### Problem to solve
Please determine how many lines of the material include the word "TradingView", and respond with nothing but that number.

++++++

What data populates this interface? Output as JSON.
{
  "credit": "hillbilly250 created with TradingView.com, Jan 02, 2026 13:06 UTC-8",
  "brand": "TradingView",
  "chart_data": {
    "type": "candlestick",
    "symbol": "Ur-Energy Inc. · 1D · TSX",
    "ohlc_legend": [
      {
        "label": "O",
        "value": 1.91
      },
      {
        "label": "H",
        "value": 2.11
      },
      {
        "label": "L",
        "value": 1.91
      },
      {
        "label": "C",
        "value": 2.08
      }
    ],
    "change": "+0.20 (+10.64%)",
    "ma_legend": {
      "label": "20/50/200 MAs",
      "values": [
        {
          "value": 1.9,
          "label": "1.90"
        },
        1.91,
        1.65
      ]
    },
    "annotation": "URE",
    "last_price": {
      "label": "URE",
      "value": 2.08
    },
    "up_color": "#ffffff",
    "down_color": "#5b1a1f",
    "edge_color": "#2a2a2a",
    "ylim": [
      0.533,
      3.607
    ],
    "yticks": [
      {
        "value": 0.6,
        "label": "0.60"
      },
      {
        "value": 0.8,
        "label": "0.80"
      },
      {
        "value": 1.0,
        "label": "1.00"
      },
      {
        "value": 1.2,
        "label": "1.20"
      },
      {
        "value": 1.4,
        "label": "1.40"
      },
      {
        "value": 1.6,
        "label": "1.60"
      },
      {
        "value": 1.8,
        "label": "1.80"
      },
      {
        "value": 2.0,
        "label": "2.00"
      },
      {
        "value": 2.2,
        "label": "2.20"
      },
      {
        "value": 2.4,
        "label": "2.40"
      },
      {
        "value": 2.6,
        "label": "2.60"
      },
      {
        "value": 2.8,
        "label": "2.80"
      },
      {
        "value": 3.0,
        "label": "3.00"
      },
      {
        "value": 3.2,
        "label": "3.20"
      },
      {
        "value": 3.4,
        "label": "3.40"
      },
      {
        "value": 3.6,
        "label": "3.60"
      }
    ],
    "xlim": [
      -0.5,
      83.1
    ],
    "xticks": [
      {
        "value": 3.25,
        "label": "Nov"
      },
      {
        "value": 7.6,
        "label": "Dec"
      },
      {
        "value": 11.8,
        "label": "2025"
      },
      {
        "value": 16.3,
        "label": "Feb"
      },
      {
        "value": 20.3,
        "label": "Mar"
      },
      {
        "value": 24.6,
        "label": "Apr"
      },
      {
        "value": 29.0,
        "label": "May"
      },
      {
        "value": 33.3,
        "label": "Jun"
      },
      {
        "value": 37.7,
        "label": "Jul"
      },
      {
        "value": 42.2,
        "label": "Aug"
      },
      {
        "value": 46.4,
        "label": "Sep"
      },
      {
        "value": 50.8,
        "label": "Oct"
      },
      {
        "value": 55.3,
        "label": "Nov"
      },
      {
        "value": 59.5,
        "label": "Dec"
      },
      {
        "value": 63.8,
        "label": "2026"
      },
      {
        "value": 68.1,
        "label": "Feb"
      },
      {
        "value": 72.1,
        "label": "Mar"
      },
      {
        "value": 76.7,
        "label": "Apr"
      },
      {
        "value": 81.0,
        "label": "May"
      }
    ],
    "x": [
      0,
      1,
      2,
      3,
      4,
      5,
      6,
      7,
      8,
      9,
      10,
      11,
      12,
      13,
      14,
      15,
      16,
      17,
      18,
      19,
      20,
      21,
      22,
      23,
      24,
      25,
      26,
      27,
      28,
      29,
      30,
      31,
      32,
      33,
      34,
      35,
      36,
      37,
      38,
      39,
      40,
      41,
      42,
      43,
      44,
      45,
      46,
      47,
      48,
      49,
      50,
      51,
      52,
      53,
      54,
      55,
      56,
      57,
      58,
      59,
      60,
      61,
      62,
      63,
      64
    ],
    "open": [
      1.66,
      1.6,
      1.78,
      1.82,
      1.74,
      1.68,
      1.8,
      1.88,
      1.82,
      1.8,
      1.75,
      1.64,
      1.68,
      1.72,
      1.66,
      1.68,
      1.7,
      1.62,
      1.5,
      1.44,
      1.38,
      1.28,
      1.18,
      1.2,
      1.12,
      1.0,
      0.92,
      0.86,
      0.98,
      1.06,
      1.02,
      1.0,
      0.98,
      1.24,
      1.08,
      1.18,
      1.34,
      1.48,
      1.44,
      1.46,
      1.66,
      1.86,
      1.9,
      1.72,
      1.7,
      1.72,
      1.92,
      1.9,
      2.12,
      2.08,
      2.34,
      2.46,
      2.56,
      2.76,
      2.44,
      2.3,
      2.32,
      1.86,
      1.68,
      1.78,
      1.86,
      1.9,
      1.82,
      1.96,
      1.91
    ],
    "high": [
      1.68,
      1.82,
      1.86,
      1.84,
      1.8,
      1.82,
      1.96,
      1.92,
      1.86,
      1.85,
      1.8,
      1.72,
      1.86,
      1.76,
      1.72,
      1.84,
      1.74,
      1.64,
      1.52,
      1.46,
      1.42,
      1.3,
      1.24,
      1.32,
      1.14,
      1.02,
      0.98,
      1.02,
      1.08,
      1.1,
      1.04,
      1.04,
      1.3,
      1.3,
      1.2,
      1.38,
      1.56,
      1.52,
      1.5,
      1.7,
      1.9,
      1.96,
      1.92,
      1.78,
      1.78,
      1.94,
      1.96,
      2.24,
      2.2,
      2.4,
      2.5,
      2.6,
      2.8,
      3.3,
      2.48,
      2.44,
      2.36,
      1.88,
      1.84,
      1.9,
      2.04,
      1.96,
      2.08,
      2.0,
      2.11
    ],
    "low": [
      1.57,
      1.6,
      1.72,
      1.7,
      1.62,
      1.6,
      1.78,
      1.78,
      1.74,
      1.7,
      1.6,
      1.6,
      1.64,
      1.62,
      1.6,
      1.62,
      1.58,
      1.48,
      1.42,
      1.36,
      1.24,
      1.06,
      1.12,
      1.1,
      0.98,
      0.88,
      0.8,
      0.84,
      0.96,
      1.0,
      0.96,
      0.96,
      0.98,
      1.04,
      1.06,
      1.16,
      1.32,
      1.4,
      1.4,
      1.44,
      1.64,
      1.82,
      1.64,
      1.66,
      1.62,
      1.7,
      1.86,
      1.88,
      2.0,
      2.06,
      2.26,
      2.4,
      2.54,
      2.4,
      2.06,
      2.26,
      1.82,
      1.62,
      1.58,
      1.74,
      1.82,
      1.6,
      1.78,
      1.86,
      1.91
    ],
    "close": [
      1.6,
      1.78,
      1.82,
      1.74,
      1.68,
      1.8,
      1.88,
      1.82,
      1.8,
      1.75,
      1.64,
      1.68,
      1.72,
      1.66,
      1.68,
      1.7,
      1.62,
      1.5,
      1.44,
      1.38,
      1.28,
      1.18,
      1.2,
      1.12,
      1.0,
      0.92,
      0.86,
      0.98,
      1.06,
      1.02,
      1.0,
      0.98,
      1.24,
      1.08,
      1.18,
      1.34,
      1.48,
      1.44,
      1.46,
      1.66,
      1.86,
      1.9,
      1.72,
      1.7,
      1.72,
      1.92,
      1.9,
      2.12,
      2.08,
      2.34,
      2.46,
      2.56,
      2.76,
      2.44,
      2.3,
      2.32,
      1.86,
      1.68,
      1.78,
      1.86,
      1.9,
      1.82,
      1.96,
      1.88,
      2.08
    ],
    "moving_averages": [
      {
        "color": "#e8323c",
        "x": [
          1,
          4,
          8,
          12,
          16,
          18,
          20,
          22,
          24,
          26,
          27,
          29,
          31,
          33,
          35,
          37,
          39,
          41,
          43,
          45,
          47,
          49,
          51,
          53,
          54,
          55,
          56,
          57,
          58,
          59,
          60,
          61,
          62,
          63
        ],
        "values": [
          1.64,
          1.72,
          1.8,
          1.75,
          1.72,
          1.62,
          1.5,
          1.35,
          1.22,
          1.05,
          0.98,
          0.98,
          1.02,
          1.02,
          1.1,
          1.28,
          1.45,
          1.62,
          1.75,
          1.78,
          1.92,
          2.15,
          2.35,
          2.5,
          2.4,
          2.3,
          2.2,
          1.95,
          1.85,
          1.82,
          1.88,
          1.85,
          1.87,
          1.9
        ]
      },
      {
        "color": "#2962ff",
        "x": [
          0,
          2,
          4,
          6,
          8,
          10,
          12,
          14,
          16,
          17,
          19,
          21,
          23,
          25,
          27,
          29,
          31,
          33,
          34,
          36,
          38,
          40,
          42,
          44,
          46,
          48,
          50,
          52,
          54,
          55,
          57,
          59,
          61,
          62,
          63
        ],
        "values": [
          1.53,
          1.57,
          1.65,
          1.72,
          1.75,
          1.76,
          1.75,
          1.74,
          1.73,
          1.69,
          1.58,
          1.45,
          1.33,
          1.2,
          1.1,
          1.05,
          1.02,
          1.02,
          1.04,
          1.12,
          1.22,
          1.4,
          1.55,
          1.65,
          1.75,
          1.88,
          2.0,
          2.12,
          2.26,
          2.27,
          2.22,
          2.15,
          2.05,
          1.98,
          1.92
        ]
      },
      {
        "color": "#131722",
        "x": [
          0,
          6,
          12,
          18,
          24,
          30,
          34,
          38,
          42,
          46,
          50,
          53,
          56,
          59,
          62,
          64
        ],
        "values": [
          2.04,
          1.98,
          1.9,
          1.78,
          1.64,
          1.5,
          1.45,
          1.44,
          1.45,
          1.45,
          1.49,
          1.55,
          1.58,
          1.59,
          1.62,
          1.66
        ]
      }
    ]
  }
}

++++++

### Solution to this task
2